── Information provided ──
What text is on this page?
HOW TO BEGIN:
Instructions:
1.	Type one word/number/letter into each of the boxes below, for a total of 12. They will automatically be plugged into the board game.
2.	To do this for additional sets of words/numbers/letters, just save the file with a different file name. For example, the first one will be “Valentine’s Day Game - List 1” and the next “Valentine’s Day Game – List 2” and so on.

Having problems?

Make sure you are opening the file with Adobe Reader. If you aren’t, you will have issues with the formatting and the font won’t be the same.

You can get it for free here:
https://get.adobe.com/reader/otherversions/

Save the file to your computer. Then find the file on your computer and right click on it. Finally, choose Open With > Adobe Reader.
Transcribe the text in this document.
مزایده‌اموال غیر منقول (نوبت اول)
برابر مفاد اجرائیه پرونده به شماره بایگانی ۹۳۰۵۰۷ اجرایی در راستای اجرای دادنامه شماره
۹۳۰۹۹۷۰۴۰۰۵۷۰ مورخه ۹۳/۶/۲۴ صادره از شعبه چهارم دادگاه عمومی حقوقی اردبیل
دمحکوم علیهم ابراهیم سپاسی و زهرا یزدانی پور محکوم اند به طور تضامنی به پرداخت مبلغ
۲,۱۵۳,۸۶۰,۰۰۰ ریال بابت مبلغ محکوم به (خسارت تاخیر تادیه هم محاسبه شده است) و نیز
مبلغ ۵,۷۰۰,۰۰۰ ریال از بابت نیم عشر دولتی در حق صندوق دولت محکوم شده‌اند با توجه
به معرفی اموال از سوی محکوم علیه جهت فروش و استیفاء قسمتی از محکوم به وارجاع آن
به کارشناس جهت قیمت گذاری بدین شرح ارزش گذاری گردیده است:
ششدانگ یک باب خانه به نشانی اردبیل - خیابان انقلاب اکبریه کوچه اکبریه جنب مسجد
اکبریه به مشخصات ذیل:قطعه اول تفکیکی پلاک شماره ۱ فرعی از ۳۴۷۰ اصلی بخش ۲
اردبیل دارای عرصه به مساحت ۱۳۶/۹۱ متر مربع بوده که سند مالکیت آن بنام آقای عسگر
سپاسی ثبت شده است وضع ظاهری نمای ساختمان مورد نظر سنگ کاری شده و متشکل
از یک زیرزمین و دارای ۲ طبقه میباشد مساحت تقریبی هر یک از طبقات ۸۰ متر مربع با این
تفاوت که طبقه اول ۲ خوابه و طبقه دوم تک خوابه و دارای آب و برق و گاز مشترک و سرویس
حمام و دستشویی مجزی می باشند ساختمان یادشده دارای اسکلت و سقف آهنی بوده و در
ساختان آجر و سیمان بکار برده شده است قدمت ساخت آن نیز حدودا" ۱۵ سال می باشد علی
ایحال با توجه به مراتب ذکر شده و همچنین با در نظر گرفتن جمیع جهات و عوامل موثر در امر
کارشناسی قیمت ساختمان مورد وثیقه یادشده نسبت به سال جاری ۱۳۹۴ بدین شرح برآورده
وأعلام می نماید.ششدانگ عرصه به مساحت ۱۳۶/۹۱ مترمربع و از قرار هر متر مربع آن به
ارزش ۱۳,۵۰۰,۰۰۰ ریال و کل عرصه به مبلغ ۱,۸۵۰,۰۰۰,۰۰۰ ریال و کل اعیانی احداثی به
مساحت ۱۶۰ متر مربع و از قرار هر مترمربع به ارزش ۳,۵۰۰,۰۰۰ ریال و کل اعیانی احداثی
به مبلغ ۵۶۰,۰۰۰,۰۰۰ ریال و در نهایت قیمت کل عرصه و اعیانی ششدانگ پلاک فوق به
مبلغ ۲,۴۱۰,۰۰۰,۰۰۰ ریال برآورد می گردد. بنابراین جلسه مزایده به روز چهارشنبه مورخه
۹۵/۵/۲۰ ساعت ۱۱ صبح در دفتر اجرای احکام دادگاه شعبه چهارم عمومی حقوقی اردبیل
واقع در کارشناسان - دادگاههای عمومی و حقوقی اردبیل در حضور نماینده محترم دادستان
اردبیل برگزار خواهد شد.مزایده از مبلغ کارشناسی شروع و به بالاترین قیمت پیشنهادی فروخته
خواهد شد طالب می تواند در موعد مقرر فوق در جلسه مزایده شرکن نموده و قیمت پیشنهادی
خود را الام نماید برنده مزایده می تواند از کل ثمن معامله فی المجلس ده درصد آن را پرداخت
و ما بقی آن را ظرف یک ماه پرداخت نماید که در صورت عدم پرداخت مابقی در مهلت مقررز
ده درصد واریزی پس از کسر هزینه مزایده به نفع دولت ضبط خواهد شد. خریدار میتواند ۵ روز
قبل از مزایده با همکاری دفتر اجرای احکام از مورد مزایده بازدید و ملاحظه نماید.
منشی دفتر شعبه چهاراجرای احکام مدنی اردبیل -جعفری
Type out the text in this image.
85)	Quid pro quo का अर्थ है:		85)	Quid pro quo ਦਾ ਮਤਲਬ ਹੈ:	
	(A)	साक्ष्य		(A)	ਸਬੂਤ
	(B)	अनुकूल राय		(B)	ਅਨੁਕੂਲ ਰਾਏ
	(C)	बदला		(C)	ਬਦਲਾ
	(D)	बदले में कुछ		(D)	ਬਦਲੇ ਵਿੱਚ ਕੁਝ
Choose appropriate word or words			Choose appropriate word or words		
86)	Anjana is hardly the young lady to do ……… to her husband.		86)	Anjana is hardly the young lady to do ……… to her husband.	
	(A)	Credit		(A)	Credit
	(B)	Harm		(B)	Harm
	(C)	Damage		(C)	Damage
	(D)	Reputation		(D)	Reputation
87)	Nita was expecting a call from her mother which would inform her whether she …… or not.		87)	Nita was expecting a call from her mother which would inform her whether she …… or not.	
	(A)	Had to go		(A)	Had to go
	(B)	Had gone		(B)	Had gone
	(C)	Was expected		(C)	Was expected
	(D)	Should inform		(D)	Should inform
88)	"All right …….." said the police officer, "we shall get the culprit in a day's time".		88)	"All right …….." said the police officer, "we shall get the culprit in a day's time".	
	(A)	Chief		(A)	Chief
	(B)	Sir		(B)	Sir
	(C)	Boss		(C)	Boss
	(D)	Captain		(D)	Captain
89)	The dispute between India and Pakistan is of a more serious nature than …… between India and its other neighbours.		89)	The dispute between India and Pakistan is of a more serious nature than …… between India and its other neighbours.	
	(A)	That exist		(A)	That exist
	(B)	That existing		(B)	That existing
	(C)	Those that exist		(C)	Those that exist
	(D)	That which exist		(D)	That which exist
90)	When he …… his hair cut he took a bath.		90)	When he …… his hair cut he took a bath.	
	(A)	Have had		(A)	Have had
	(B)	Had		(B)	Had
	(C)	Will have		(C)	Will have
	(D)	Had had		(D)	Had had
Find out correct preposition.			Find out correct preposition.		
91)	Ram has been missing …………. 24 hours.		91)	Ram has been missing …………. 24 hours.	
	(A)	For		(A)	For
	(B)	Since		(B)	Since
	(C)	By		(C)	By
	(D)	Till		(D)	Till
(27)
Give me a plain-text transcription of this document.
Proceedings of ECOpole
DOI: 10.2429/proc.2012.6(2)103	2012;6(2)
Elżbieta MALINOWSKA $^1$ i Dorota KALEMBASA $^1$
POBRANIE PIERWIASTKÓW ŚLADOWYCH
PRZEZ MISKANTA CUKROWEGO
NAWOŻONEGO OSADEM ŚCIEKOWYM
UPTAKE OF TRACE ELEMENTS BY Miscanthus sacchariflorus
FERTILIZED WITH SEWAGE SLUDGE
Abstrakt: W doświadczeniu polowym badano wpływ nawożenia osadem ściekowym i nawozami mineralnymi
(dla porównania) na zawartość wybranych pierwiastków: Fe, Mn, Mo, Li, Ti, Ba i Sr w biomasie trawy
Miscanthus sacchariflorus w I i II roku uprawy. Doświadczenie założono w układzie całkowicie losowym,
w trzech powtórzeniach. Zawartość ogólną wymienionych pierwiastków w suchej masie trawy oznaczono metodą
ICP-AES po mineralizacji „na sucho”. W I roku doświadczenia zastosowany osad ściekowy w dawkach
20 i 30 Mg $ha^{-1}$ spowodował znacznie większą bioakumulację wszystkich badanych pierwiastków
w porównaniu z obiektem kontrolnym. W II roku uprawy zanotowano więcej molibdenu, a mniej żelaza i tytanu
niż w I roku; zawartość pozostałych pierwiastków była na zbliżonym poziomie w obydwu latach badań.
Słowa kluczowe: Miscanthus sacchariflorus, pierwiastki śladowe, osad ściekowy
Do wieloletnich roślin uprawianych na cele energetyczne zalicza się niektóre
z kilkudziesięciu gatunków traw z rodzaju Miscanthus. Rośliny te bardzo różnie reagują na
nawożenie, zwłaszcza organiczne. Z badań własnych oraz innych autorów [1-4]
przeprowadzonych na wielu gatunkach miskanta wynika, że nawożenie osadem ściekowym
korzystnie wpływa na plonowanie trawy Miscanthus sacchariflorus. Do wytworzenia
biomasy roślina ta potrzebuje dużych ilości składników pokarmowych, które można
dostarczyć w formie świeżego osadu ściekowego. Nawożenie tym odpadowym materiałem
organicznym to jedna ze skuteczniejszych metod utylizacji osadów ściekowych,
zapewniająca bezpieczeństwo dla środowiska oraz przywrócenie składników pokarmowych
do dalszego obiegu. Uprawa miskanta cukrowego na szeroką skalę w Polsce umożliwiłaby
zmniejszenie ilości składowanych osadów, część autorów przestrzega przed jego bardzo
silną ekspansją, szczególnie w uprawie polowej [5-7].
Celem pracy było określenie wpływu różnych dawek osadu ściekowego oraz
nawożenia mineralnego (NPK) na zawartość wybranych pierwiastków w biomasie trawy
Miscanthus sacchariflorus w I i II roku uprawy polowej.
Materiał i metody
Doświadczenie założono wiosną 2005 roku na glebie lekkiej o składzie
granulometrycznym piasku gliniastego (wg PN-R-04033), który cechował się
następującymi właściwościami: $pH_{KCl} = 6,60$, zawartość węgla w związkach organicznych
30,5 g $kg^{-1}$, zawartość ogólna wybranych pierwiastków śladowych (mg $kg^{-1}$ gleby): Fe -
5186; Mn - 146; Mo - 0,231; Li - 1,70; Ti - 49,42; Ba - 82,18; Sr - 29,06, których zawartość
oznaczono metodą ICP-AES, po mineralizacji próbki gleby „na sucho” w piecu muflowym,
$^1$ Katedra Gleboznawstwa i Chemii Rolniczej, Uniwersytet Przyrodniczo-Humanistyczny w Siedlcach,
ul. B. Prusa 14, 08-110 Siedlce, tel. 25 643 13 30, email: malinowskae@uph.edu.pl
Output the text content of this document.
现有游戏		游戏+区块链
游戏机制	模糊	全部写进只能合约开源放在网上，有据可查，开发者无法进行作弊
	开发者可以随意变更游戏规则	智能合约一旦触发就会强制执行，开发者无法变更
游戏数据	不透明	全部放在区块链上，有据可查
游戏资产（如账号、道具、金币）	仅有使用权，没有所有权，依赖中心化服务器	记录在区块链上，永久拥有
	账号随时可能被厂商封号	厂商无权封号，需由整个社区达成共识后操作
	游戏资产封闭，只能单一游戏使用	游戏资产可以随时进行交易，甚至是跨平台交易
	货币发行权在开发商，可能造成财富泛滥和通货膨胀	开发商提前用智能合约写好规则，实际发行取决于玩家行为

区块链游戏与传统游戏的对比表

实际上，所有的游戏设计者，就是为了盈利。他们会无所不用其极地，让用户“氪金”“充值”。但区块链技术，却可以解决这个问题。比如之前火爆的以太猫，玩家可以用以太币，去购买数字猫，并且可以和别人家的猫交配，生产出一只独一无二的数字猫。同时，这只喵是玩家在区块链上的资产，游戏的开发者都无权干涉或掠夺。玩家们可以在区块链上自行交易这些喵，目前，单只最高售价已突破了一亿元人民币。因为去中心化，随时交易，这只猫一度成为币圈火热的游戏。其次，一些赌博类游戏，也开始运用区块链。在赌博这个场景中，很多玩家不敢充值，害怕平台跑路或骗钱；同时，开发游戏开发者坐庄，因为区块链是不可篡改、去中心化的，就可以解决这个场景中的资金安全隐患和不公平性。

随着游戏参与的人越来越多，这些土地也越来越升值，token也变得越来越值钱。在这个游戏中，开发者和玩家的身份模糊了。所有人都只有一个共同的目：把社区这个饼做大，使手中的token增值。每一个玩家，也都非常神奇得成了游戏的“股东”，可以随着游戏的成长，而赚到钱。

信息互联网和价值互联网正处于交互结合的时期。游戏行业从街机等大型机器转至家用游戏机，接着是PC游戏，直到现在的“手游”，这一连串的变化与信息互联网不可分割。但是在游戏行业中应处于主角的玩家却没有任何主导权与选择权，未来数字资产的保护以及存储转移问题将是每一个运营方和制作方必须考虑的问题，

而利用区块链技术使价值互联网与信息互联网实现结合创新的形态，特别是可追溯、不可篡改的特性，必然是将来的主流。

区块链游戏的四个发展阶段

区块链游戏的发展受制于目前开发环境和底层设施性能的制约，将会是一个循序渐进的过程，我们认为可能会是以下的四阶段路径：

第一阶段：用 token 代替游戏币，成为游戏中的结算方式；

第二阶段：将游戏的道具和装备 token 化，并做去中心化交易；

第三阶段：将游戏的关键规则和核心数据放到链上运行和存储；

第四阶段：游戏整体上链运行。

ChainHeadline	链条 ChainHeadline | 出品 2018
───
# Set task
From the line containing "Output the text content of this document." down to the final line of the data, write out every line exactly; both the first and last of these belong in your answer, and nothing else does.

# Worked solution
Output the text content of this document.
现有游戏		游戏+区块链
游戏机制	模糊	全部写进只能合约开源放在网上，有据可查，开发者无法进行作弊
	开发者可以随意变更游戏规则	智能合约一旦触发就会强制执行，开发者无法变更
游戏数据	不透明	全部放在区块链上，有据可查
游戏资产（如账号、道具、金币）	仅有使用权，没有所有权，依赖中心化服务器	记录在区块链上，永久拥有
	账号随时可能被厂商封号	厂商无权封号，需由整个社区达成共识后操作
	游戏资产封闭，只能单一游戏使用	游戏资产可以随时进行交易，甚至是跨平台交易
	货币发行权在开发商，可能造成财富泛滥和通货膨胀	开发商提前用智能合约写好规则，实际发行取决于玩家行为

区块链游戏与传统游戏的对比表

实际上，所有的游戏设计者，就是为了盈利。他们会无所不用其极地，让用户“氪金”“充值”。但区块链技术，却可以解决这个问题。比如之前火爆的以太猫，玩家可以用以太币，去购买数字猫，并且可以和别人家的猫交配，生产出一只独一无二的数字猫。同时，这只喵是玩家在区块链上的资产，游戏的开发者都无权干涉或掠夺。玩家们可以在区块链上自行交易这些喵，目前，单只最高售价已突破了一亿元人民币。因为去中心化，随时交易，这只猫一度成为币圈火热的游戏。其次，一些赌博类游戏，也开始运用区块链。在赌博这个场景中，很多玩家不敢充值，害怕平台跑路或骗钱；同时，开发游戏开发者坐庄，因为区块链是不可篡改、去中心化的，就可以解决这个场景中的资金安全隐患和不公平性。

随着游戏参与的人越来越多，这些土地也越来越升值，token也变得越来越值钱。在这个游戏中，开发者和玩家的身份模糊了。所有人都只有一个共同的目：把社区这个饼做大，使手中的token增值。每一个玩家，也都非常神奇得成了游戏的“股东”，可以随着游戏的成长，而赚到钱。

信息互联网和价值互联网正处于交互结合的时期。游戏行业从街机等大型机器转至家用游戏机，接着是PC游戏，直到现在的“手游”，这一连串的变化与信息互联网不可分割。但是在游戏行业中应处于主角的玩家却没有任何主导权与选择权，未来数字资产的保护以及存储转移问题将是每一个运营方和制作方必须考虑的问题，

而利用区块链技术使价值互联网与信息互联网实现结合创新的形态，特别是可追溯、不可篡改的特性，必然是将来的主流。

区块链游戏的四个发展阶段

区块链游戏的发展受制于目前开发环境和底层设施性能的制约，将会是一个循序渐进的过程，我们认为可能会是以下的四阶段路径：

第一阶段：用 token 代替游戏币，成为游戏中的结算方式；

第二阶段：将游戏的道具和装备 token 化，并做去中心化交易；

第三阶段：将游戏的关键规则和核心数据放到链上运行和存储；

第四阶段：游戏整体上链运行。

ChainHeadline	链条 ChainHeadline | 出品 2018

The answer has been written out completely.